**Task objective:** Answer with nothing except the number of lines that contain the word "Iron".

**Dataset items:**
►

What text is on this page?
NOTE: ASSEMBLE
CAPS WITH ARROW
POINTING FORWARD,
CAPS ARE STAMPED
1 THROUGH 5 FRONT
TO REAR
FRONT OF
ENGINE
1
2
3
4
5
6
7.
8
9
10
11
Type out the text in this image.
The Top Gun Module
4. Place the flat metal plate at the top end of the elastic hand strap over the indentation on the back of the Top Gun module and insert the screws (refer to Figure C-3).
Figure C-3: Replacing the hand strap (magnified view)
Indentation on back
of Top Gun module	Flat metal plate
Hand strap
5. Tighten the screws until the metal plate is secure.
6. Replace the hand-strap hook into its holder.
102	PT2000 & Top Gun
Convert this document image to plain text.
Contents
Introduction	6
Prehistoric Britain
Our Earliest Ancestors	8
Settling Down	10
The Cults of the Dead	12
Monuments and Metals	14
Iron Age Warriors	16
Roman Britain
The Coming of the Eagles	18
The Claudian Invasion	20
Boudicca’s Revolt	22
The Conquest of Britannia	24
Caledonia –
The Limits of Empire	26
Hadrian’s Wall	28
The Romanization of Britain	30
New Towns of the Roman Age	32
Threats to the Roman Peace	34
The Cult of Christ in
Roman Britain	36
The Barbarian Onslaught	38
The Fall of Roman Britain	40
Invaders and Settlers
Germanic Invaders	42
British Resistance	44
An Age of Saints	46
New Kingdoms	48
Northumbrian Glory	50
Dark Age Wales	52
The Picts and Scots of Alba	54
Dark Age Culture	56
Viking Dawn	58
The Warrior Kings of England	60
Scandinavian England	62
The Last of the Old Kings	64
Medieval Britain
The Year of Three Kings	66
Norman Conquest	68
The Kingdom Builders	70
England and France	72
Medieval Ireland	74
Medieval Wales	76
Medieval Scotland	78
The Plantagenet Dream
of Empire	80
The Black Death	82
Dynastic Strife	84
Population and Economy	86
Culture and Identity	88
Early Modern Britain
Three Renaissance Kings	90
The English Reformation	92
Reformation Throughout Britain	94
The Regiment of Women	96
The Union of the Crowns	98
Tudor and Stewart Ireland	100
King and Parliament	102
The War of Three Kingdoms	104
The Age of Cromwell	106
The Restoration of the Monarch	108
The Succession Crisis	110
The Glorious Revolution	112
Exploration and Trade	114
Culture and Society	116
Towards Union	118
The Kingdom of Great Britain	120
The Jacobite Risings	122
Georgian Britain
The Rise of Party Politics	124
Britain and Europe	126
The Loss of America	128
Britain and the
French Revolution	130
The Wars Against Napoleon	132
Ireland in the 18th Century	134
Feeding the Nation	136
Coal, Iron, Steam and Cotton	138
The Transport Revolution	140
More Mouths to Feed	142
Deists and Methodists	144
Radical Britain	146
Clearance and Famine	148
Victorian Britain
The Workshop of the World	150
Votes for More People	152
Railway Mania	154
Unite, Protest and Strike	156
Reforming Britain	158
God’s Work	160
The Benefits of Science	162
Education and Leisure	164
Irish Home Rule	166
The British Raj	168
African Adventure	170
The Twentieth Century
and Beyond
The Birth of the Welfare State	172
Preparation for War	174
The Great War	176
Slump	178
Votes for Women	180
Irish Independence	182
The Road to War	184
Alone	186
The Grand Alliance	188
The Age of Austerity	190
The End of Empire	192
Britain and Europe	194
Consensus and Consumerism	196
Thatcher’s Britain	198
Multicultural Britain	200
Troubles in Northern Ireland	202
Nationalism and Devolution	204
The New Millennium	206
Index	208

◄

**Reply to the task:** 2